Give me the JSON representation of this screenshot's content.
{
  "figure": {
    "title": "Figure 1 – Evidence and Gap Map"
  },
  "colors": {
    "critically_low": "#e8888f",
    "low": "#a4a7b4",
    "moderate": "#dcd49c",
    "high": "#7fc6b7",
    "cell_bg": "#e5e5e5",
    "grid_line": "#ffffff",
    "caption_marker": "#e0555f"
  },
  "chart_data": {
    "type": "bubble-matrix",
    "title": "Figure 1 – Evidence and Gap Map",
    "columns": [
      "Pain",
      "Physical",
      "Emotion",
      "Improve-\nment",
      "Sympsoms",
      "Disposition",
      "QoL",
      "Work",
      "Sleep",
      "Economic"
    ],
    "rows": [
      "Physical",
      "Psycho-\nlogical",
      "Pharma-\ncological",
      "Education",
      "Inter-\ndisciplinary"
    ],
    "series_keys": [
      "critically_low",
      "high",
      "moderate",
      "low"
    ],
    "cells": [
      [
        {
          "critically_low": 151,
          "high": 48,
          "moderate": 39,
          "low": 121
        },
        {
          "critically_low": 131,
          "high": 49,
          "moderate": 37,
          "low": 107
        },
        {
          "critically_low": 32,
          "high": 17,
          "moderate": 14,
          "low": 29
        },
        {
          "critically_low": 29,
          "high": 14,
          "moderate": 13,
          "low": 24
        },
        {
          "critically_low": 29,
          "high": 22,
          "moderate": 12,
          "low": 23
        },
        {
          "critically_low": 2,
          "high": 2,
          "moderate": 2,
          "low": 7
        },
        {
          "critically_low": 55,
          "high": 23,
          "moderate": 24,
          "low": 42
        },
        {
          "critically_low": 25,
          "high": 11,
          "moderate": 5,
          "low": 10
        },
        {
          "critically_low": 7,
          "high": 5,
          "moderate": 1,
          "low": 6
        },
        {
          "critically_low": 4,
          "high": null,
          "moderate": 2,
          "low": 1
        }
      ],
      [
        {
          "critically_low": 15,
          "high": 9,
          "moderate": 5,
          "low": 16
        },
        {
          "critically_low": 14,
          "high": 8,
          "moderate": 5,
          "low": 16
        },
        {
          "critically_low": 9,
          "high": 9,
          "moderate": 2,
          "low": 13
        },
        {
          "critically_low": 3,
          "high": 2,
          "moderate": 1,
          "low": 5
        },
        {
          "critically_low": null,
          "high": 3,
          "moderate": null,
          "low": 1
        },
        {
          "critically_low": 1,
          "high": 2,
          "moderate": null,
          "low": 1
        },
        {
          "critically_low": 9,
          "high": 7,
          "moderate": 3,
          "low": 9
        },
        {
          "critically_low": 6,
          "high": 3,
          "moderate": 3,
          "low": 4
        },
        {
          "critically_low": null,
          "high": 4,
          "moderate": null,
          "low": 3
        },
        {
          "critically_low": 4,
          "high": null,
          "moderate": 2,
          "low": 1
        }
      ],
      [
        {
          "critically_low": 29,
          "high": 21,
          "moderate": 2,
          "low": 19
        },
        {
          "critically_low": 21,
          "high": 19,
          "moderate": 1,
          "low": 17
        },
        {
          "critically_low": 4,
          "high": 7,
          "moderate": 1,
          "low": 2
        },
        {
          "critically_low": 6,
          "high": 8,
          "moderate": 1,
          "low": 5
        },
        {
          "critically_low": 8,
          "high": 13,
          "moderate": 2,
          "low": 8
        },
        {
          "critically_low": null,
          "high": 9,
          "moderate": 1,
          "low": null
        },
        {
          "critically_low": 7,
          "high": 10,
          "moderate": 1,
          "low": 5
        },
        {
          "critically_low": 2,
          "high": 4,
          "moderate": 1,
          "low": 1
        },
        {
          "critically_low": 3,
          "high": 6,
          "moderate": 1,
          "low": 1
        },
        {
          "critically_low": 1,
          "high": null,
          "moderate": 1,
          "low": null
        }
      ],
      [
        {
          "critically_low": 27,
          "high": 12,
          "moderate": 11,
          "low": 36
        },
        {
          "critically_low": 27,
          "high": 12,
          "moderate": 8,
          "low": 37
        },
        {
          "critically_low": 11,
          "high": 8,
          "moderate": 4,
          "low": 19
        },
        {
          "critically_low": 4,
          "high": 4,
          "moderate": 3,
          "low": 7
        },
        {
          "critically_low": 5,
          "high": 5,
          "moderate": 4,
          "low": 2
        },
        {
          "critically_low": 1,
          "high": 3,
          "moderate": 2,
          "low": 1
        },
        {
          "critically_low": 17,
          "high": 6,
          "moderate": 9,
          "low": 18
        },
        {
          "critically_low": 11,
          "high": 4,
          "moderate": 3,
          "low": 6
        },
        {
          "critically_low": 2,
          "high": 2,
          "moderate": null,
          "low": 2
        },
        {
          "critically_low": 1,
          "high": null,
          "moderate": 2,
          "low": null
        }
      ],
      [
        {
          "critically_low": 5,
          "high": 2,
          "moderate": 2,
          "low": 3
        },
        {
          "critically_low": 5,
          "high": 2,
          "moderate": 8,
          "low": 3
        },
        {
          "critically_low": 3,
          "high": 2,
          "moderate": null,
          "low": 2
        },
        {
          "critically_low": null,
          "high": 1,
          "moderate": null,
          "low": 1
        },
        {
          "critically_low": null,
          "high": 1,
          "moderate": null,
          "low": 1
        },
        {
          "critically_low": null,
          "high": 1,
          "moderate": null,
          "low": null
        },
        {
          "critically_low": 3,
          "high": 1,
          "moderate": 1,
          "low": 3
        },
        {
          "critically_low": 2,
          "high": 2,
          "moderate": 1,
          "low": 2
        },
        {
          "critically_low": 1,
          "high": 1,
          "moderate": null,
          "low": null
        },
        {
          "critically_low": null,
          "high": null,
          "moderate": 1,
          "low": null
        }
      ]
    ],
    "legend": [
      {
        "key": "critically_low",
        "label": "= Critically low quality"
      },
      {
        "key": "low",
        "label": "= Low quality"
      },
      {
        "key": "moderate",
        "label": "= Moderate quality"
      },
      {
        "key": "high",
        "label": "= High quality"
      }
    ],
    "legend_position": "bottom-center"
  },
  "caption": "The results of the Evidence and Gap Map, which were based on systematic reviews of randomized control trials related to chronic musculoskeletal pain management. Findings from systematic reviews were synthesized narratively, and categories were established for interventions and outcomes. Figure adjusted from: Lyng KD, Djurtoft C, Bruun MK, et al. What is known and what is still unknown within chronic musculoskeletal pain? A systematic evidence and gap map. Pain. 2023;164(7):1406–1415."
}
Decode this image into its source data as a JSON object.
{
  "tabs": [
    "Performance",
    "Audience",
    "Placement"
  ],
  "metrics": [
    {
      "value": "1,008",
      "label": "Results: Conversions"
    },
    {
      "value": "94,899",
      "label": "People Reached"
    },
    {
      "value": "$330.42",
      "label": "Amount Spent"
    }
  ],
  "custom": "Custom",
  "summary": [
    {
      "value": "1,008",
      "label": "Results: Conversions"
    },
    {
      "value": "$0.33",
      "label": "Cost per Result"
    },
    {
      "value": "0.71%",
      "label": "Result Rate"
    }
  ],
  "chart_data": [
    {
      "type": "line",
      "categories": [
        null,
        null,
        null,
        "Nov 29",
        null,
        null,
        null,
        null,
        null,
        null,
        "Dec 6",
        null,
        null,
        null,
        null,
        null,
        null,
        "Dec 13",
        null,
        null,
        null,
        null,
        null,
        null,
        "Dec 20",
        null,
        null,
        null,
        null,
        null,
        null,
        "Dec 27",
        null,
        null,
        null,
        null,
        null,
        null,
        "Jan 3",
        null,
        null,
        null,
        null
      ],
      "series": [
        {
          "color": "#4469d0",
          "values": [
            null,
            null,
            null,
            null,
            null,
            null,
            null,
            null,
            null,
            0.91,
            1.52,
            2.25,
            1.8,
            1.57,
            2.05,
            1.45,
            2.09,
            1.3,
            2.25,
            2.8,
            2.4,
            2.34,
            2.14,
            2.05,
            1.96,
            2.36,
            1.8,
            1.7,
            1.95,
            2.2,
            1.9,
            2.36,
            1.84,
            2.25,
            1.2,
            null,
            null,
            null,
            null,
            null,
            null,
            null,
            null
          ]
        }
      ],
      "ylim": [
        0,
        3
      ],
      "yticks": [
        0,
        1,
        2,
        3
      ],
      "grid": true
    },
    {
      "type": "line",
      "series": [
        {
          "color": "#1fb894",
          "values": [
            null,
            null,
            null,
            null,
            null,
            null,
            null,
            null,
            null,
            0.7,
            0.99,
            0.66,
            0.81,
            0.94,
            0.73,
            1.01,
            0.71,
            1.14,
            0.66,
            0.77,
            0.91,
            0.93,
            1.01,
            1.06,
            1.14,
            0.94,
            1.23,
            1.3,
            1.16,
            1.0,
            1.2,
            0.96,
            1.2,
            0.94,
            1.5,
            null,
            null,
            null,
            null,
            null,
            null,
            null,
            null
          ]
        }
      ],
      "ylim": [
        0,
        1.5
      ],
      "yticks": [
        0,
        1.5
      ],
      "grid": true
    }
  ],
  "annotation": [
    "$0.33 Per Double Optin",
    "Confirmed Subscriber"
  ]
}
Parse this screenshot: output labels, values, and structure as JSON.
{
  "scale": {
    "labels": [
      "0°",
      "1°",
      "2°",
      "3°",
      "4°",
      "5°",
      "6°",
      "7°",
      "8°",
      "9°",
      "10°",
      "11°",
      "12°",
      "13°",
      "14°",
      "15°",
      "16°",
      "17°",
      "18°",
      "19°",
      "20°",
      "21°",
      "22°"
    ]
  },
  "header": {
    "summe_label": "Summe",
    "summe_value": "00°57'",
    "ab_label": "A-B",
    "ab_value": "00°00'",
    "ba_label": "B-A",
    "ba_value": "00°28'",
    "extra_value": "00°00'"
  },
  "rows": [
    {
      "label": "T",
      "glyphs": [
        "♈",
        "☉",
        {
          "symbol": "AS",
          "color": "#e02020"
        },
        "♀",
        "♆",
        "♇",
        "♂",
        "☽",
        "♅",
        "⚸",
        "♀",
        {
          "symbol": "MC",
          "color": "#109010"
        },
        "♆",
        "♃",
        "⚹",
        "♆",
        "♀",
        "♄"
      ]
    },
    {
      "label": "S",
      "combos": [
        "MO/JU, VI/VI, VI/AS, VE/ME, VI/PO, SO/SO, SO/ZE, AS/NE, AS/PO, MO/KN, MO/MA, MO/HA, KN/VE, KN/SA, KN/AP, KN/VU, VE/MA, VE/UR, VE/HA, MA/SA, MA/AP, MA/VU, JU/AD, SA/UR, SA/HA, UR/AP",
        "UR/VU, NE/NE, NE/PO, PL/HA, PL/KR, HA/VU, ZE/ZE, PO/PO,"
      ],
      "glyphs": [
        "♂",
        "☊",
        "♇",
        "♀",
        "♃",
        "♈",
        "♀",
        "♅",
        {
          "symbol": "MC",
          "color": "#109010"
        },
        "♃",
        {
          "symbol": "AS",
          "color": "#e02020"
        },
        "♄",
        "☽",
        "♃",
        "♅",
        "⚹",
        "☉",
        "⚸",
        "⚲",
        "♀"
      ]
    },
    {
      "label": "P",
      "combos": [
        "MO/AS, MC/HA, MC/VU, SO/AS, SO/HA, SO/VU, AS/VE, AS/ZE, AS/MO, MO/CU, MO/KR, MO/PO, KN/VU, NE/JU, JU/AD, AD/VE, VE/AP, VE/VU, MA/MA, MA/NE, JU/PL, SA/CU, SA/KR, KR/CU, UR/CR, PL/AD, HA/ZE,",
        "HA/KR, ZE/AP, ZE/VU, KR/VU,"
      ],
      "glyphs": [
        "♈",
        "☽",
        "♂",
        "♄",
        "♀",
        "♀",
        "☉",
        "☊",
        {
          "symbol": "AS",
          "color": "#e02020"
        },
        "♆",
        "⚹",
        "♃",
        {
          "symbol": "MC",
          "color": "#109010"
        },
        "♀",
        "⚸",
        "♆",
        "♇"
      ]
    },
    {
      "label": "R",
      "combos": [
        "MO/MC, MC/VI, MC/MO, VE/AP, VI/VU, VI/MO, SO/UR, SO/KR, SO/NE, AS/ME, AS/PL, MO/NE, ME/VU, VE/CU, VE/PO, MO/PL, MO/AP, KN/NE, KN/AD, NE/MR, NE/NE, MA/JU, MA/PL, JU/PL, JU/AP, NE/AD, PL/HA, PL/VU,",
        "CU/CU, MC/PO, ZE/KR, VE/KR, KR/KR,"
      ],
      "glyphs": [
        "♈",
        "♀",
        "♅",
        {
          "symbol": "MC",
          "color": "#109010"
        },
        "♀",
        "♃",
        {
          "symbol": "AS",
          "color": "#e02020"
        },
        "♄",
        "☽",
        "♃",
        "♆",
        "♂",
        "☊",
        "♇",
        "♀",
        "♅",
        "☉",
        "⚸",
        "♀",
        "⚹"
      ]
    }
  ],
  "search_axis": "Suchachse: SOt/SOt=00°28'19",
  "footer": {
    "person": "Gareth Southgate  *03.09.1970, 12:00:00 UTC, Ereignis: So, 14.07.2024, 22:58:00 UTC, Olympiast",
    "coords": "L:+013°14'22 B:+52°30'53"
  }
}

┄┄┄┄┄┄┄┄┄┄┄┄┄┄┄┄┄┄┄┄

* **What you should do**
Search the records for the word "categories", then list every line that has it.

* **Written answer**
  "caption": "The results of the Evidence and Gap Map, which were based on systematic reviews of randomized control trials related to chronic musculoskeletal pain management. Findings from systematic reviews were synthesized narratively, and categories were established for interventions and outcomes. Figure adjusted from: Lyng KD, Djurtoft C, Bruun MK, et al. What is known and what is still unknown within chronic musculoskeletal pain? A systematic evidence and gap map. Pain. 2023;164(7):1406–1415."
      "categories": [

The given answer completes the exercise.